Given instruction
Reproduce each of the lines word for word.

# # #

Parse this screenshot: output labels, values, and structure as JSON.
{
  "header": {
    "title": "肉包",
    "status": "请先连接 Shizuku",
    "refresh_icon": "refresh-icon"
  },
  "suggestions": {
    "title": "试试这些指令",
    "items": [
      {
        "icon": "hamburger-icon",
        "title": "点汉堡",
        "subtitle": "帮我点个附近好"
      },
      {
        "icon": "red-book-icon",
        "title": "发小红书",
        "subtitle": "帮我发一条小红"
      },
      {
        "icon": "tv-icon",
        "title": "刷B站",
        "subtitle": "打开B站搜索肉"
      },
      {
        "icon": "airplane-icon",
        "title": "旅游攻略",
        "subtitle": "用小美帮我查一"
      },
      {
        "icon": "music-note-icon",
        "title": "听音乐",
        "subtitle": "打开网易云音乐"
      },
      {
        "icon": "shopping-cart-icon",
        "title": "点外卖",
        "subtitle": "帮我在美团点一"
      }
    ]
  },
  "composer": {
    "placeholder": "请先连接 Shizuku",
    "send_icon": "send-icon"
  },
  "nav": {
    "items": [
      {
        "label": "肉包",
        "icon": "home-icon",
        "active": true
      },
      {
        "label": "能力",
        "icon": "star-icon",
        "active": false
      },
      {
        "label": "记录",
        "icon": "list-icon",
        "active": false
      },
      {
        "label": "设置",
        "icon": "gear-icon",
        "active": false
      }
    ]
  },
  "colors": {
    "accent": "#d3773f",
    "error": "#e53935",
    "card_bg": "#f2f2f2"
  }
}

# # #

Solved exercise
Parse this screenshot: output labels, values, and structure as JSON.
{
  "header": {
    "title": "肉包",
    "status": "请先连接 Shizuku",
    "refresh_icon": "refresh-icon"
  },
  "suggestions": {
    "title": "试试这些指令",
    "items": [
      {
        "icon": "hamburger-icon",
        "title": "点汉堡",
        "subtitle": "帮我点个附近好"
      },
      {
        "icon": "red-book-icon",
        "title": "发小红书",
        "subtitle": "帮我发一条小红"
      },
      {
        "icon": "tv-icon",
        "title": "刷B站",
        "subtitle": "打开B站搜索肉"
      },
      {
        "icon": "airplane-icon",
        "title": "旅游攻略",
        "subtitle": "用小美帮我查一"
      },
      {
        "icon": "music-note-icon",
        "title": "听音乐",
        "subtitle": "打开网易云音乐"
      },
      {
        "icon": "shopping-cart-icon",
        "title": "点外卖",
        "subtitle": "帮我在美团点一"
      }
    ]
  },
  "composer": {
    "placeholder": "请先连接 Shizuku",
    "send_icon": "send-icon"
  },
  "nav": {
    "items": [
      {
        "label": "肉包",
        "icon": "home-icon",
        "active": true
      },
      {
        "label": "能力",
        "icon": "star-icon",
        "active": false
      },
      {
        "label": "记录",
        "icon": "list-icon",
        "active": false
      },
      {
        "label": "设置",
        "icon": "gear-icon",
        "active": false
      }
    ]
  },
  "colors": {
    "accent": "#d3773f",
    "error": "#e53935",
    "card_bg": "#f2f2f2"
  }
}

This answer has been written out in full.